--- Start GIVEN DATA ---
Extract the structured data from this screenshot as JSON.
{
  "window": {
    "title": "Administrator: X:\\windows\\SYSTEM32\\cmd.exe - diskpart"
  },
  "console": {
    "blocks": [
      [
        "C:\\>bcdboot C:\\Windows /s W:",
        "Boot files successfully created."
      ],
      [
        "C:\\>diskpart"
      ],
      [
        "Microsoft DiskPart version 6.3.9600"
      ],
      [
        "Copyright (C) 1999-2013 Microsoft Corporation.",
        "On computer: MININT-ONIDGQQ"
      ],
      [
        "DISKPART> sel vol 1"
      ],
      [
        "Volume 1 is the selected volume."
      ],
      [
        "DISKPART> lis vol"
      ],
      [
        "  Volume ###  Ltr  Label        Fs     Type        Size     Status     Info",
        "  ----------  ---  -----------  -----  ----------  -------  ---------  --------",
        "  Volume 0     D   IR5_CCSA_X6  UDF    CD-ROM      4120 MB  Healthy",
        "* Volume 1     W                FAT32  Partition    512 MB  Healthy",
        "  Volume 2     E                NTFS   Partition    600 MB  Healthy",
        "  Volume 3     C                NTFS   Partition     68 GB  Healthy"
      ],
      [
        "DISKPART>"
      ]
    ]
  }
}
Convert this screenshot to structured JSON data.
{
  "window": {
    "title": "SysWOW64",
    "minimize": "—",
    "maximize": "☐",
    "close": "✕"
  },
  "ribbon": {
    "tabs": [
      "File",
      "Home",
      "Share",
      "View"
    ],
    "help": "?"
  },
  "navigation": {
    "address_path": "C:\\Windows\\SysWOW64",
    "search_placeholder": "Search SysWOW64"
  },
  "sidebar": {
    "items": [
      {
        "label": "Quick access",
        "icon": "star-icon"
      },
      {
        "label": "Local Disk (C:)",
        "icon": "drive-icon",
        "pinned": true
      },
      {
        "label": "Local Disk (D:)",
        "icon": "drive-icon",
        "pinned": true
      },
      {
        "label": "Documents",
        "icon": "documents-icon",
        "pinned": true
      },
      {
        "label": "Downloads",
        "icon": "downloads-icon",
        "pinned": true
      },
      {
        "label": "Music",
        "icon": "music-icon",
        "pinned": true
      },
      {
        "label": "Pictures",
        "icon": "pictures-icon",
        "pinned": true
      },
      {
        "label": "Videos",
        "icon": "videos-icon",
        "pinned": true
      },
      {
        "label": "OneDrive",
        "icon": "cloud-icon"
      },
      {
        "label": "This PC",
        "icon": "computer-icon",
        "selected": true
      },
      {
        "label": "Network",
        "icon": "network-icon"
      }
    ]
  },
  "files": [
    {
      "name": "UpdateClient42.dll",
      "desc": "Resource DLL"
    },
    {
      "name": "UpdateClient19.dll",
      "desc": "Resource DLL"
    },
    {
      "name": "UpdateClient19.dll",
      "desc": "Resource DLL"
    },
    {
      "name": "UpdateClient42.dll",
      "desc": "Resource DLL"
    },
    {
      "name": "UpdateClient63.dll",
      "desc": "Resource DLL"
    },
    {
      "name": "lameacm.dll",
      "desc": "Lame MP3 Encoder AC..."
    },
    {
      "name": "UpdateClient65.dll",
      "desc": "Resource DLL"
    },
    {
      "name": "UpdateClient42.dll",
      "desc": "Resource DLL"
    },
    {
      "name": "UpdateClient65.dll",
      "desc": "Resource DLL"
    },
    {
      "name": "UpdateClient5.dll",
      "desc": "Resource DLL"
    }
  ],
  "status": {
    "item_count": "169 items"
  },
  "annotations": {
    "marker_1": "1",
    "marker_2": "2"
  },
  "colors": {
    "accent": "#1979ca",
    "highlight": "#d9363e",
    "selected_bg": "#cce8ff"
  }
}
--- End GIVEN DATA ---
Extract the full listing above without alteration.

Extract the structured data from this screenshot as JSON.
{
  "window": {
    "title": "Administrator: X:\\windows\\SYSTEM32\\cmd.exe - diskpart"
  },
  "console": {
    "blocks": [
      [
        "C:\\>bcdboot C:\\Windows /s W:",
        "Boot files successfully created."
      ],
      [
        "C:\\>diskpart"
      ],
      [
        "Microsoft DiskPart version 6.3.9600"
      ],
      [
        "Copyright (C) 1999-2013 Microsoft Corporation.",
        "On computer: MININT-ONIDGQQ"
      ],
      [
        "DISKPART> sel vol 1"
      ],
      [
        "Volume 1 is the selected volume."
      ],
      [
        "DISKPART> lis vol"
      ],
      [
        "  Volume ###  Ltr  Label        Fs     Type        Size     Status     Info",
        "  ----------  ---  -----------  -----  ----------  -------  ---------  --------",
        "  Volume 0     D   IR5_CCSA_X6  UDF    CD-ROM      4120 MB  Healthy",
        "* Volume 1     W                FAT32  Partition    512 MB  Healthy",
        "  Volume 2     E                NTFS   Partition    600 MB  Healthy",
        "  Volume 3     C                NTFS   Partition     68 GB  Healthy"
      ],
      [
        "DISKPART>"
      ]
    ]
  }
}
Convert this screenshot to structured JSON data.
{
  "window": {
    "title": "SysWOW64",
    "minimize": "—",
    "maximize": "☐",
    "close": "✕"
  },
  "ribbon": {
    "tabs": [
      "File",
      "Home",
      "Share",
      "View"
    ],
    "help": "?"
  },
  "navigation": {
    "address_path": "C:\\Windows\\SysWOW64",
    "search_placeholder": "Search SysWOW64"
  },
  "sidebar": {
    "items": [
      {
        "label": "Quick access",
        "icon": "star-icon"
      },
      {
        "label": "Local Disk (C:)",
        "icon": "drive-icon",
        "pinned": true
      },
      {
        "label": "Local Disk (D:)",
        "icon": "drive-icon",
        "pinned": true
      },
      {
        "label": "Documents",
        "icon": "documents-icon",
        "pinned": true
      },
      {
        "label": "Downloads",
        "icon": "downloads-icon",
        "pinned": true
      },
      {
        "label": "Music",
        "icon": "music-icon",
        "pinned": true
      },
      {
        "label": "Pictures",
        "icon": "pictures-icon",
        "pinned": true
      },
      {
        "label": "Videos",
        "icon": "videos-icon",
        "pinned": true
      },
      {
        "label": "OneDrive",
        "icon": "cloud-icon"
      },
      {
        "label": "This PC",
        "icon": "computer-icon",
        "selected": true
      },
      {
        "label": "Network",
        "icon": "network-icon"
      }
    ]
  },
  "files": [
    {
      "name": "UpdateClient42.dll",
      "desc": "Resource DLL"
    },
    {
      "name": "UpdateClient19.dll",
      "desc": "Resource DLL"
    },
    {
      "name": "UpdateClient19.dll",
      "desc": "Resource DLL"
    },
    {
      "name": "UpdateClient42.dll",
      "desc": "Resource DLL"
    },
    {
      "name": "UpdateClient63.dll",
      "desc": "Resource DLL"
    },
    {
      "name": "lameacm.dll",
      "desc": "Lame MP3 Encoder AC..."
    },
    {
      "name": "UpdateClient65.dll",
      "desc": "Resource DLL"
    },
    {
      "name": "UpdateClient42.dll",
      "desc": "Resource DLL"
    },
    {
      "name": "UpdateClient65.dll",
      "desc": "Resource DLL"
    },
    {
      "name": "UpdateClient5.dll",
      "desc": "Resource DLL"
    }
  ],
  "status": {
    "item_count": "169 items"
  },
  "annotations": {
    "marker_1": "1",
    "marker_2": "2"
  },
  "colors": {
    "accent": "#1979ca",
    "highlight": "#d9363e",
    "selected_bg": "#cce8ff"
  }
}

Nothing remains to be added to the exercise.